╭──

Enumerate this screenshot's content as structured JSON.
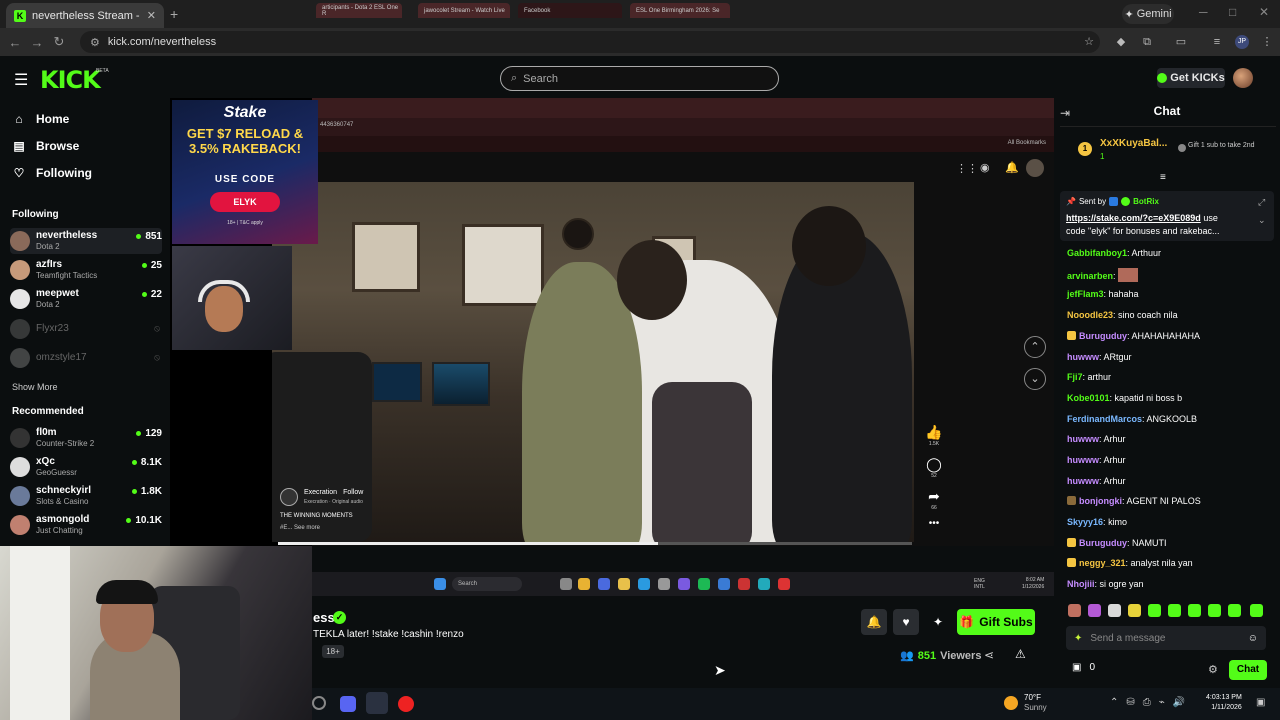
{
  "browser": {
    "tab_title": "nevertheless Stream - Watch Li",
    "url": "kick.com/nevertheless",
    "gemini_label": "Gemini"
  },
  "header": {
    "logo": "KICK",
    "beta": "BETA",
    "search_placeholder": "Search",
    "get_kicks": "Get KICKs"
  },
  "sidebar": {
    "nav": [
      {
        "label": "Home",
        "icon": "home-icon"
      },
      {
        "label": "Browse",
        "icon": "browse-icon"
      },
      {
        "label": "Following",
        "icon": "heart-icon"
      }
    ],
    "following_title": "Following",
    "following": [
      {
        "name": "nevertheless",
        "game": "Dota 2",
        "viewers": "851",
        "color": "#8a6a5a"
      },
      {
        "name": "azfIrs",
        "game": "Teamfight Tactics",
        "viewers": "25",
        "color": "#c79a7a"
      },
      {
        "name": "meepwet",
        "game": "Dota 2",
        "viewers": "22",
        "color": "#e6e6e6"
      },
      {
        "name": "Flyxr23",
        "color": "#888"
      },
      {
        "name": "omzstyle17",
        "color": "#aaa"
      }
    ],
    "show_more": "Show More",
    "recommended_title": "Recommended",
    "recommended": [
      {
        "name": "fl0m",
        "game": "Counter-Strike 2",
        "viewers": "129",
        "color": "#333"
      },
      {
        "name": "xQc",
        "game": "GeoGuessr",
        "viewers": "8.1K",
        "color": "#ddd"
      },
      {
        "name": "schneckyirl",
        "game": "Slots & Casino",
        "viewers": "1.8K",
        "color": "#6a7a9a"
      },
      {
        "name": "asmongold",
        "game": "Just Chatting",
        "viewers": "10.1K",
        "color": "#c08070"
      }
    ]
  },
  "stream": {
    "stake_logo": "Stake",
    "stake_headline": "GET $7 RELOAD & 3.5% RAKEBACK!",
    "stake_use": "USE CODE",
    "stake_code": "ELYK",
    "stake_tc": "18+ | T&C apply",
    "ss_tabs": [
      "articipants - Dota 2 ESL One R",
      "jawocolet Stream - Watch Live",
      "Facebook",
      "ESL One Birmingham 2026: Se"
    ],
    "ss_url": "4436360747",
    "ss_bookmarks": "All Bookmarks",
    "credit_name": "Execration",
    "credit_follow": "Follow",
    "credit_audio": "Execration · Original audio",
    "credit_caption": "THE WINNING MOMENTS",
    "credit_more": "#E... See more",
    "like_count": "1.5K",
    "comment_count": "52",
    "share_count": "66",
    "taskbar_search": "Search",
    "task_time": "8:02 AM",
    "task_date": "1/12/2026",
    "task_lang": "ENG\nINTL",
    "progress": 0.6
  },
  "info": {
    "channel_name_partial": "ess",
    "title_partial": "TEKLA later! !stake !cashin !renzo",
    "age_badge": "18+",
    "gift_subs": "Gift Subs",
    "viewers_count": "851",
    "viewers_label": "Viewers"
  },
  "chat": {
    "title": "Chat",
    "top_gifter": "XxXKuyaBal...",
    "top_gifter_count": "1",
    "gift_prompt": "Gift 1 sub to take 2nd",
    "sent_by_label": "Sent by",
    "sent_by_user": "BotRix",
    "sent_link": "https://stake.com/?c=eX9E089d",
    "sent_text_1": " use",
    "sent_text_2": "code \"elyk\" for bonuses and rakebac...",
    "messages": [
      {
        "user": "Gabbifanboy1",
        "text": "Arthuur",
        "color": "#53fc18"
      },
      {
        "user": "arvinarben",
        "text": "",
        "color": "#53fc18",
        "emote": true
      },
      {
        "user": "jefFlam3",
        "text": "hahaha",
        "color": "#53fc18"
      },
      {
        "user": "Nooodle23",
        "text": "sino coach nila",
        "color": "#f5c542"
      },
      {
        "user": "Buruguduy",
        "text": "AHAHAHAHAHA",
        "color": "#c58cff",
        "badge": "#f5c542"
      },
      {
        "user": "huwww",
        "text": "ARtgur",
        "color": "#c58cff"
      },
      {
        "user": "Fji7",
        "text": "arthur",
        "color": "#53fc18"
      },
      {
        "user": "Kobe0101",
        "text": "kapatid ni boss b",
        "color": "#53fc18"
      },
      {
        "user": "FerdinandMarcos",
        "text": "ANGKOOLB",
        "color": "#7ab8ff"
      },
      {
        "user": "huwww",
        "text": "Arhur",
        "color": "#c58cff"
      },
      {
        "user": "huwww",
        "text": "Arhur",
        "color": "#c58cff"
      },
      {
        "user": "huwww",
        "text": "Arhur",
        "color": "#c58cff"
      },
      {
        "user": "bonjongki",
        "text": "AGENT NI PALOS",
        "color": "#c58cff",
        "badge": "#8a6a3a"
      },
      {
        "user": "Skyyy16",
        "text": "kimo",
        "color": "#7ab8ff"
      },
      {
        "user": "Buruguduy",
        "text": "NAMUTI",
        "color": "#c58cff",
        "badge": "#f5c542"
      },
      {
        "user": "neggy_321",
        "text": "analyst nila yan",
        "color": "#f5c542",
        "badge": "#f5c542"
      },
      {
        "user": "Nhojiii",
        "text": "si ogre yan",
        "color": "#c58cff"
      }
    ],
    "send_placeholder": "Send a message",
    "points": "0",
    "chat_button": "Chat"
  },
  "windows": {
    "temp": "70°F",
    "weather": "Sunny",
    "time": "4:03:13 PM",
    "date": "1/11/2026"
  },
  "colors": {
    "kick_green": "#53fc18",
    "bg": "#0b0e0f",
    "stake_red": "#e2143f"
  }
}
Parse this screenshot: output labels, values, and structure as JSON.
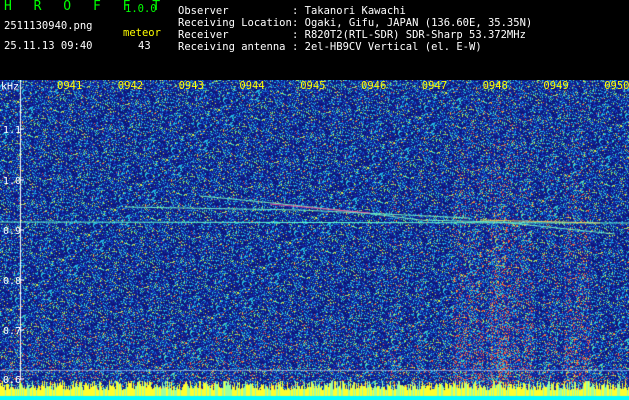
{
  "header": {
    "app_name": "H R O F F T",
    "version": "1.0.0",
    "filename": "2511130940.png",
    "datetime": "25.11.13 09:40",
    "meteor_label": "meteor",
    "meteor_count": "43",
    "info": [
      {
        "label": "Observer",
        "value": ": Takanori Kawachi"
      },
      {
        "label": "Receiving Location",
        "value": ": Ogaki, Gifu, JAPAN (136.60E, 35.35N)"
      },
      {
        "label": "Receiver",
        "value": ": R820T2(RTL-SDR) SDR-Sharp 53.372MHz"
      },
      {
        "label": "Receiving antenna",
        "value": ": 2el-HB9CV Vertical (el. E-W)"
      }
    ]
  },
  "spectrogram": {
    "y_unit": "kHz",
    "y_ticks": [
      "1.1",
      "1.0",
      "0.9",
      "0.8",
      "0.7",
      "0.6"
    ],
    "time_labels": [
      "0941",
      "0942",
      "0943",
      "0944",
      "0945",
      "0946",
      "0947",
      "0948",
      "0949",
      "0950"
    ],
    "colors": {
      "label": "#ffff00",
      "axis": "#ffffff",
      "background": "#0a1a7a"
    }
  }
}
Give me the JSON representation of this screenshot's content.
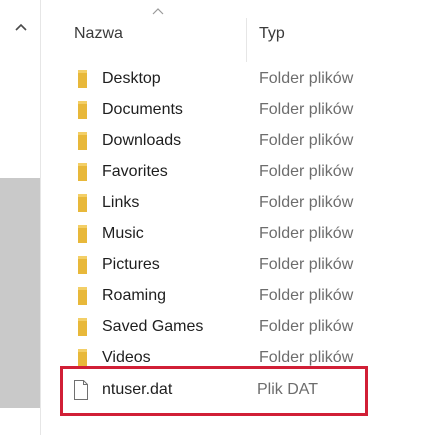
{
  "columns": {
    "name": "Nazwa",
    "type": "Typ"
  },
  "folders": [
    {
      "name": "Desktop",
      "type": "Folder plików"
    },
    {
      "name": "Documents",
      "type": "Folder plików"
    },
    {
      "name": "Downloads",
      "type": "Folder plików"
    },
    {
      "name": "Favorites",
      "type": "Folder plików"
    },
    {
      "name": "Links",
      "type": "Folder plików"
    },
    {
      "name": "Music",
      "type": "Folder plików"
    },
    {
      "name": "Pictures",
      "type": "Folder plików"
    },
    {
      "name": "Roaming",
      "type": "Folder plików"
    },
    {
      "name": "Saved Games",
      "type": "Folder plików"
    },
    {
      "name": "Videos",
      "type": "Folder plików"
    }
  ],
  "file": {
    "name": "ntuser.dat",
    "type": "Plik DAT"
  },
  "colors": {
    "folder": "#e8b83a",
    "highlight": "#d11f36"
  }
}
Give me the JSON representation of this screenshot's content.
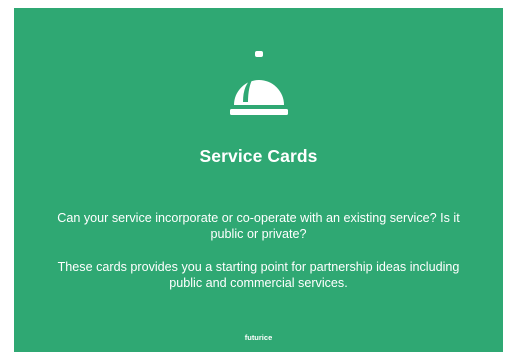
{
  "card": {
    "background_color": "#2fa873",
    "text_color": "#ffffff",
    "icon": "service-bell-icon",
    "title": "Service Cards",
    "paragraph_1": "Can your service incorporate or co-operate with an existing service? Is it public or private?",
    "paragraph_2": "These cards provides you a starting point for partnership ideas including public and commercial services.",
    "brand": "futurice"
  }
}
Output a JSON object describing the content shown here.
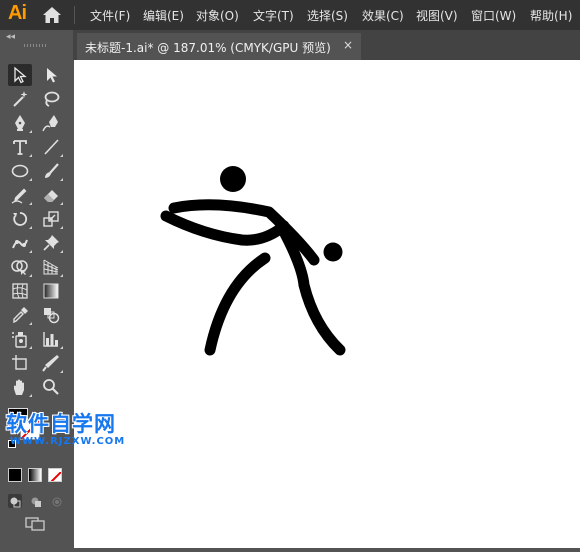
{
  "app": {
    "logo": "Ai",
    "brand_color": "#ff9a00"
  },
  "menu": {
    "items": [
      {
        "label": "文件(F)"
      },
      {
        "label": "编辑(E)"
      },
      {
        "label": "对象(O)"
      },
      {
        "label": "文字(T)"
      },
      {
        "label": "选择(S)"
      },
      {
        "label": "效果(C)"
      },
      {
        "label": "视图(V)"
      },
      {
        "label": "窗口(W)"
      },
      {
        "label": "帮助(H)"
      }
    ]
  },
  "document_tab": {
    "title": "未标题-1.ai* @ 187.01% (CMYK/GPU 预览)",
    "close": "×"
  },
  "tools_panel": {
    "collapse": "◂◂",
    "tools": [
      "selection-tool",
      "direct-selection-tool",
      "magic-wand-tool",
      "lasso-tool",
      "pen-tool",
      "curvature-tool",
      "type-tool",
      "line-segment-tool",
      "ellipse-tool",
      "paintbrush-tool",
      "shaper-tool",
      "eraser-tool",
      "rotate-tool",
      "scale-tool",
      "puppet-warp-tool",
      "pin-tool",
      "shape-builder-tool",
      "perspective-grid-tool",
      "mesh-tool",
      "gradient-tool",
      "eyedropper-tool",
      "blend-tool",
      "symbol-sprayer-tool",
      "column-graph-tool",
      "artboard-tool",
      "slice-tool",
      "hand-tool",
      "zoom-tool"
    ],
    "fill_color": "#000000",
    "stroke": "none"
  },
  "watermark": {
    "title": "软件自学网",
    "url": "WWW.RJZXW.COM",
    "color": "#1677ee"
  }
}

╰──

**PROMPT**: In the entries above, identify each line that includes the string "this", then copy it.

**FULL RESPONSE**:
Enumerate this screenshot's content as structured JSON.
Parse this screenshot: output labels, values, and structure as JSON.
Give me the JSON representation of this screenshot's content.
Give me the JSON representation of this screenshot's content.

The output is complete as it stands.